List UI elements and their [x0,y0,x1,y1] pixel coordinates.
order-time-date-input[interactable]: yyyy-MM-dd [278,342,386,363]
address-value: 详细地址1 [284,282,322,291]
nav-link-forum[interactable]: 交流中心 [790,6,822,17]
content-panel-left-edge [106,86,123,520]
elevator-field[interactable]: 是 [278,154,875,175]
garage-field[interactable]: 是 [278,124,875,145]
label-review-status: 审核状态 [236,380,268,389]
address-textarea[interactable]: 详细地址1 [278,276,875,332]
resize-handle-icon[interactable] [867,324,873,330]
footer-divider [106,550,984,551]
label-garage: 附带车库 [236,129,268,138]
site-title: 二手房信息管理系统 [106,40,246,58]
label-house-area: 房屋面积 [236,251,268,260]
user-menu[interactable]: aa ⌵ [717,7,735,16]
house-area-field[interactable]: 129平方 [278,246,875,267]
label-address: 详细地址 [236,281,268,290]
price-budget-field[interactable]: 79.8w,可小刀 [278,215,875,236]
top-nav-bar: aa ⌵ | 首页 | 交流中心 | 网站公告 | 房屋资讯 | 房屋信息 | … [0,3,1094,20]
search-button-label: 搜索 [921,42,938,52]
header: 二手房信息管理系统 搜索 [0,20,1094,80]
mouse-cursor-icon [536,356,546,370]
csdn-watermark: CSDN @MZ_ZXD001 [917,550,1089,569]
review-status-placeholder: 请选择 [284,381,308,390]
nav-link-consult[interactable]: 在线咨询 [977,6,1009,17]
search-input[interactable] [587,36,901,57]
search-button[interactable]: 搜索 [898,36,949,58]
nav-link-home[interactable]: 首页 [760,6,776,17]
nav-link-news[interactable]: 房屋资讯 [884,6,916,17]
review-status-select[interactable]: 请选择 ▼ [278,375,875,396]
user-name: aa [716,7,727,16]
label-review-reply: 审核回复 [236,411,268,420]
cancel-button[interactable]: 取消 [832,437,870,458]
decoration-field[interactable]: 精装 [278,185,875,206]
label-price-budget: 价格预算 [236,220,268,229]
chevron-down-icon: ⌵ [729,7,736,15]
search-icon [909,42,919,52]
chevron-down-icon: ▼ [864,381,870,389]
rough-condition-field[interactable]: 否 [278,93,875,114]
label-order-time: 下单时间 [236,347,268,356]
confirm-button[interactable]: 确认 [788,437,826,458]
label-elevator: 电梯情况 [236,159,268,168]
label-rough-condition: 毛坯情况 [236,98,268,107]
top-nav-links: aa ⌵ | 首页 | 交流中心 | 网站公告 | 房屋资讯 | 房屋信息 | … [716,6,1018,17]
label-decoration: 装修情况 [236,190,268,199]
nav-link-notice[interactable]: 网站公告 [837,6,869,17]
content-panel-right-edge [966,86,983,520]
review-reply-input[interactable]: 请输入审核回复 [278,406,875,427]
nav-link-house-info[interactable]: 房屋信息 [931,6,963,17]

__________________________________________________

### Goal
Format the lines in the records as a numbered list, omitting any blank lines.

### Written answer
1. List UI elements and their [x0,y0,x1,y1] pixel coordinates.
2. order-time-date-input[interactable]: yyyy-MM-dd [278,342,386,363]
3. address-value: 详细地址1 [284,282,322,291]
4. nav-link-forum[interactable]: 交流中心 [790,6,822,17]
5. content-panel-left-edge [106,86,123,520]
6. elevator-field[interactable]: 是 [278,154,875,175]
7. garage-field[interactable]: 是 [278,124,875,145]
8. label-review-status: 审核状态 [236,380,268,389]
9. address-textarea[interactable]: 详细地址1 [278,276,875,332]
10. resize-handle-icon[interactable] [867,324,873,330]
11. footer-divider [106,550,984,551]
12. label-garage: 附带车库 [236,129,268,138]
13. site-title: 二手房信息管理系统 [106,40,246,58]
14. label-house-area: 房屋面积 [236,251,268,260]
15. user-menu[interactable]: aa ⌵ [717,7,735,16]
16. house-area-field[interactable]: 129平方 [278,246,875,267]
17. label-address: 详细地址 [236,281,268,290]
18. price-budget-field[interactable]: 79.8w,可小刀 [278,215,875,236]
19. top-nav-bar: aa ⌵ | 首页 | 交流中心 | 网站公告 | 房屋资讯 | 房屋信息 | … [0,3,1094,20]
20. search-button-label: 搜索 [921,42,938,52]
21. header: 二手房信息管理系统 搜索 [0,20,1094,80]
22. mouse-cursor-icon [536,356,546,370]
23. csdn-watermark: CSDN @MZ_ZXD001 [917,550,1089,569]
24. review-status-placeholder: 请选择 [284,381,308,390]
25. nav-link-consult[interactable]: 在线咨询 [977,6,1009,17]
26. search-input[interactable] [587,36,901,57]
27. search-button[interactable]: 搜索 [898,36,949,58]
28. nav-link-home[interactable]: 首页 [760,6,776,17]
29. nav-link-news[interactable]: 房屋资讯 [884,6,916,17]
30. review-status-select[interactable]: 请选择 ▼ [278,375,875,396]
31. user-name: aa [716,7,727,16]
32. label-review-reply: 审核回复 [236,411,268,420]
33. cancel-button[interactable]: 取消 [832,437,870,458]
34. decoration-field[interactable]: 精装 [278,185,875,206]
35. label-price-budget: 价格预算 [236,220,268,229]
36. chevron-down-icon: ⌵ [729,7,736,15]
37. search-icon [909,42,919,52]
38. chevron-down-icon: ▼ [864,381,870,389]
39. rough-condition-field[interactable]: 否 [278,93,875,114]
40. label-order-time: 下单时间 [236,347,268,356]
41. confirm-button[interactable]: 确认 [788,437,826,458]
42. label-elevator: 电梯情况 [236,159,268,168]
43. label-rough-condition: 毛坯情况 [236,98,268,107]
44. top-nav-links: aa ⌵ | 首页 | 交流中心 | 网站公告 | 房屋资讯 | 房屋信息 | … [716,6,1018,17]
45. label-decoration: 装修情况 [236,190,268,199]
46. nav-link-notice[interactable]: 网站公告 [837,6,869,17]
47. content-panel-right-edge [966,86,983,520]
48. review-reply-input[interactable]: 请输入审核回复 [278,406,875,427]
49. nav-link-house-info[interactable]: 房屋信息 [931,6,963,17]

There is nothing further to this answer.